» **WHAT THE EXERCISE ASKS**: Would you return the complete listing below word for word?

START DATA TO PROCESS

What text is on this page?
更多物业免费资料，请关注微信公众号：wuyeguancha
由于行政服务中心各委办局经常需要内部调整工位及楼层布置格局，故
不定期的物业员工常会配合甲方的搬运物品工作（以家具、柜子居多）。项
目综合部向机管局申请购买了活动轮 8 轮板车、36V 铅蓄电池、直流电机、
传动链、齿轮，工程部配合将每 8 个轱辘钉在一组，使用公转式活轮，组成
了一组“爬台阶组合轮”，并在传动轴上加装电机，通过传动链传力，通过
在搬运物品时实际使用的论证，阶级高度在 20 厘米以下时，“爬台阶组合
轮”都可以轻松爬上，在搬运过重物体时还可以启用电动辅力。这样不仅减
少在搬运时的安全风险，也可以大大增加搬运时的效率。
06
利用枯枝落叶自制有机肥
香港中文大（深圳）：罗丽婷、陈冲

END DATA TO PROCESS

» **COMPLETED EXERCISE**:
What text is on this page?
更多物业免费资料，请关注微信公众号：wuyeguancha
由于行政服务中心各委办局经常需要内部调整工位及楼层布置格局，故
不定期的物业员工常会配合甲方的搬运物品工作（以家具、柜子居多）。项
目综合部向机管局申请购买了活动轮 8 轮板车、36V 铅蓄电池、直流电机、
传动链、齿轮，工程部配合将每 8 个轱辘钉在一组，使用公转式活轮，组成
了一组“爬台阶组合轮”，并在传动轴上加装电机，通过传动链传力，通过
在搬运物品时实际使用的论证，阶级高度在 20 厘米以下时，“爬台阶组合
轮”都可以轻松爬上，在搬运过重物体时还可以启用电动辅力。这样不仅减
少在搬运时的安全风险，也可以大大增加搬运时的效率。
06
利用枯枝落叶自制有机肥
香港中文大（深圳）：罗丽婷、陈冲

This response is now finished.